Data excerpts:
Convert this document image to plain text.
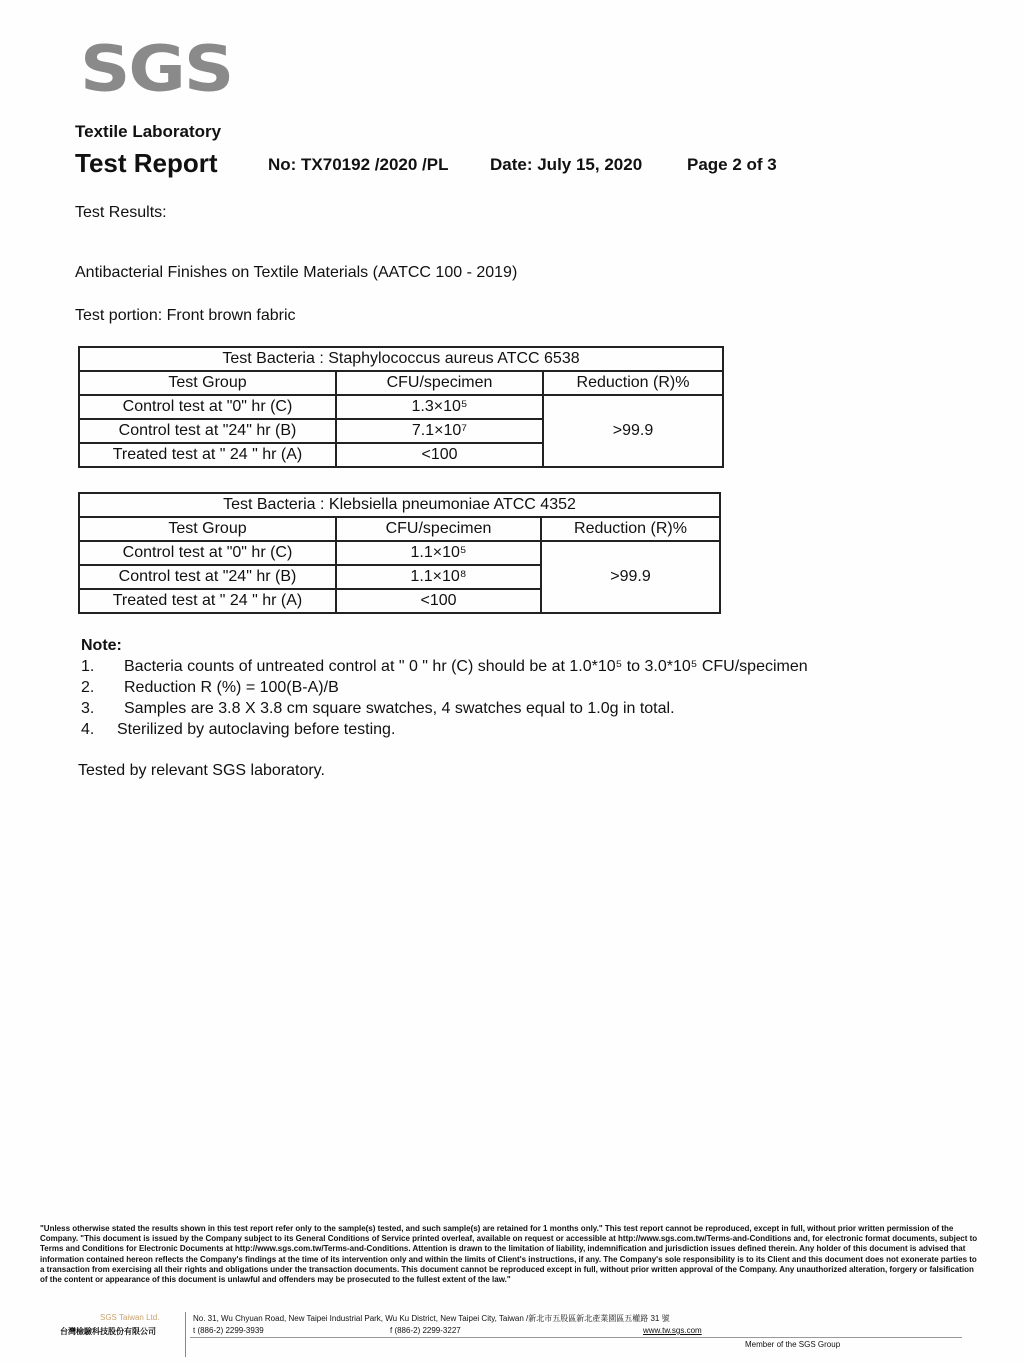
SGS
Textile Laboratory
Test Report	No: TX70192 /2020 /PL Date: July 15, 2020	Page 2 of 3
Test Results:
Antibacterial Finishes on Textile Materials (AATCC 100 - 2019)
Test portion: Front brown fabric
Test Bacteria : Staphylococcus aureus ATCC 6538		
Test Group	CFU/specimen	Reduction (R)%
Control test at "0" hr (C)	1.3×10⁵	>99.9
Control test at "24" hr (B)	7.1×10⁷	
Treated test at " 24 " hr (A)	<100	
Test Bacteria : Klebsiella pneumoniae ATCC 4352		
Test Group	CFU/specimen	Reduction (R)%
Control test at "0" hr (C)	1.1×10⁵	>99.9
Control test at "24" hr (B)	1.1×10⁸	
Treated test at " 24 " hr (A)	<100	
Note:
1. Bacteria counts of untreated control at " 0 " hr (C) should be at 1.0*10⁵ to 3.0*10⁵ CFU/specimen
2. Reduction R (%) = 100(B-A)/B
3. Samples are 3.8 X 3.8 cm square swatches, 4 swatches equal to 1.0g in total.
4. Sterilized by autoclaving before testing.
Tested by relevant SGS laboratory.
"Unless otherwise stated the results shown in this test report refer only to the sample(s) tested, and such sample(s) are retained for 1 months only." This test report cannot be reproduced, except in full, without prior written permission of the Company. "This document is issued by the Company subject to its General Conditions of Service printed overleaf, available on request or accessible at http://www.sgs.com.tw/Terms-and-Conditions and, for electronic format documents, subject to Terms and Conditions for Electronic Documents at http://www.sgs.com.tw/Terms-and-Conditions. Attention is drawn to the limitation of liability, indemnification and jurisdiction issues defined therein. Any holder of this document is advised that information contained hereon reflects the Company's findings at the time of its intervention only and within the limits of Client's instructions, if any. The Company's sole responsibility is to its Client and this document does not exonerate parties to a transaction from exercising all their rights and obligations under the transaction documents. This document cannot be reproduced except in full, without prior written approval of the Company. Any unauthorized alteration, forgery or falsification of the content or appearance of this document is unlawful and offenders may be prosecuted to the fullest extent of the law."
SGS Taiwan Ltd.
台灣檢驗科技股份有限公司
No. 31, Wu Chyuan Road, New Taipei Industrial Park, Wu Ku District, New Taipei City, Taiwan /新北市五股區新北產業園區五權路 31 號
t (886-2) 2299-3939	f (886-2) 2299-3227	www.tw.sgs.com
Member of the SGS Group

§ **Goal of the exercise**: Your reply should be one number, the count of lines in the data that include the word "Textile".

§ **Finished exercise**: 2